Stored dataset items
============================================================
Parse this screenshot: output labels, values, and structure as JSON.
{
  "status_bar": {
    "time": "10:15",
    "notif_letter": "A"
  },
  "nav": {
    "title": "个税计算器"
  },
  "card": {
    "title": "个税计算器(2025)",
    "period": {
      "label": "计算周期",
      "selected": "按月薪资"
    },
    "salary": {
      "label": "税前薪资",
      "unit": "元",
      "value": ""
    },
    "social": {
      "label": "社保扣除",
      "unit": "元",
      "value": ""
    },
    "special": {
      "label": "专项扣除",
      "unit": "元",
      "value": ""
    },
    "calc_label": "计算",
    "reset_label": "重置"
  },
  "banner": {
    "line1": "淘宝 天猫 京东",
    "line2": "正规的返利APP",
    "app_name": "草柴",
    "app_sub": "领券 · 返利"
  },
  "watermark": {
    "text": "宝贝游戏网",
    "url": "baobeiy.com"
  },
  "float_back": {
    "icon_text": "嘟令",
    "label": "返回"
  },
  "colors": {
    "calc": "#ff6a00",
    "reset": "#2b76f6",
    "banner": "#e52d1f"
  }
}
============================================================
Task objective
Please copy out each record, character for character.

Final result
Parse this screenshot: output labels, values, and structure as JSON.
{
  "status_bar": {
    "time": "10:15",
    "notif_letter": "A"
  },
  "nav": {
    "title": "个税计算器"
  },
  "card": {
    "title": "个税计算器(2025)",
    "period": {
      "label": "计算周期",
      "selected": "按月薪资"
    },
    "salary": {
      "label": "税前薪资",
      "unit": "元",
      "value": ""
    },
    "social": {
      "label": "社保扣除",
      "unit": "元",
      "value": ""
    },
    "special": {
      "label": "专项扣除",
      "unit": "元",
      "value": ""
    },
    "calc_label": "计算",
    "reset_label": "重置"
  },
  "banner": {
    "line1": "淘宝 天猫 京东",
    "line2": "正规的返利APP",
    "app_name": "草柴",
    "app_sub": "领券 · 返利"
  },
  "watermark": {
    "text": "宝贝游戏网",
    "url": "baobeiy.com"
  },
  "float_back": {
    "icon_text": "嘟令",
    "label": "返回"
  },
  "colors": {
    "calc": "#ff6a00",
    "reset": "#2b76f6",
    "banner": "#e52d1f"
  }
}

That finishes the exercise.